[Data items]
★ ★ ★ ★ ★
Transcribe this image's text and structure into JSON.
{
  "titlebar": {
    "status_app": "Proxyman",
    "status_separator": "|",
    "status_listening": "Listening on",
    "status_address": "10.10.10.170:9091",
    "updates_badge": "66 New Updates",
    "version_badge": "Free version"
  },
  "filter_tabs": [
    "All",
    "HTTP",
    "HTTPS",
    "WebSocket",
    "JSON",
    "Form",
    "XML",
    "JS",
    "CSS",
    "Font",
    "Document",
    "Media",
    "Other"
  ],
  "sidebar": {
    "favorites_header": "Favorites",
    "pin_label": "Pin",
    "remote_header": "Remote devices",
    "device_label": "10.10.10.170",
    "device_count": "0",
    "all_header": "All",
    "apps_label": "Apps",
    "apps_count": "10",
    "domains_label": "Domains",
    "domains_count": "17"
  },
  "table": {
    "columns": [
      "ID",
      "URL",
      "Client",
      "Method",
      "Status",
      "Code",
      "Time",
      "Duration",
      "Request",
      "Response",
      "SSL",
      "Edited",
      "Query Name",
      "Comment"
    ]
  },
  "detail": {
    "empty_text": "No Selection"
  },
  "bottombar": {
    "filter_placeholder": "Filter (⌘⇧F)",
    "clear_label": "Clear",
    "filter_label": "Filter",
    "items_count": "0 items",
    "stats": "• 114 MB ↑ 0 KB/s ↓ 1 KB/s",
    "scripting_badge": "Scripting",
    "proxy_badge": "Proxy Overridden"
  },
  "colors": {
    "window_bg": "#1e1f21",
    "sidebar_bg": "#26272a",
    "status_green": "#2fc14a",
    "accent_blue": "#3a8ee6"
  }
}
★ ★ ★ ★ ★
[EXERCISE PROMPT]
Write out every line exactly as it stands.

[REPLY]
Transcribe this image's text and structure into JSON.
{
  "titlebar": {
    "status_app": "Proxyman",
    "status_separator": "|",
    "status_listening": "Listening on",
    "status_address": "10.10.10.170:9091",
    "updates_badge": "66 New Updates",
    "version_badge": "Free version"
  },
  "filter_tabs": [
    "All",
    "HTTP",
    "HTTPS",
    "WebSocket",
    "JSON",
    "Form",
    "XML",
    "JS",
    "CSS",
    "Font",
    "Document",
    "Media",
    "Other"
  ],
  "sidebar": {
    "favorites_header": "Favorites",
    "pin_label": "Pin",
    "remote_header": "Remote devices",
    "device_label": "10.10.10.170",
    "device_count": "0",
    "all_header": "All",
    "apps_label": "Apps",
    "apps_count": "10",
    "domains_label": "Domains",
    "domains_count": "17"
  },
  "table": {
    "columns": [
      "ID",
      "URL",
      "Client",
      "Method",
      "Status",
      "Code",
      "Time",
      "Duration",
      "Request",
      "Response",
      "SSL",
      "Edited",
      "Query Name",
      "Comment"
    ]
  },
  "detail": {
    "empty_text": "No Selection"
  },
  "bottombar": {
    "filter_placeholder": "Filter (⌘⇧F)",
    "clear_label": "Clear",
    "filter_label": "Filter",
    "items_count": "0 items",
    "stats": "• 114 MB ↑ 0 KB/s ↓ 1 KB/s",
    "scripting_badge": "Scripting",
    "proxy_badge": "Proxy Overridden"
  },
  "colors": {
    "window_bg": "#1e1f21",
    "sidebar_bg": "#26272a",
    "status_green": "#2fc14a",
    "accent_blue": "#3a8ee6"
  }
}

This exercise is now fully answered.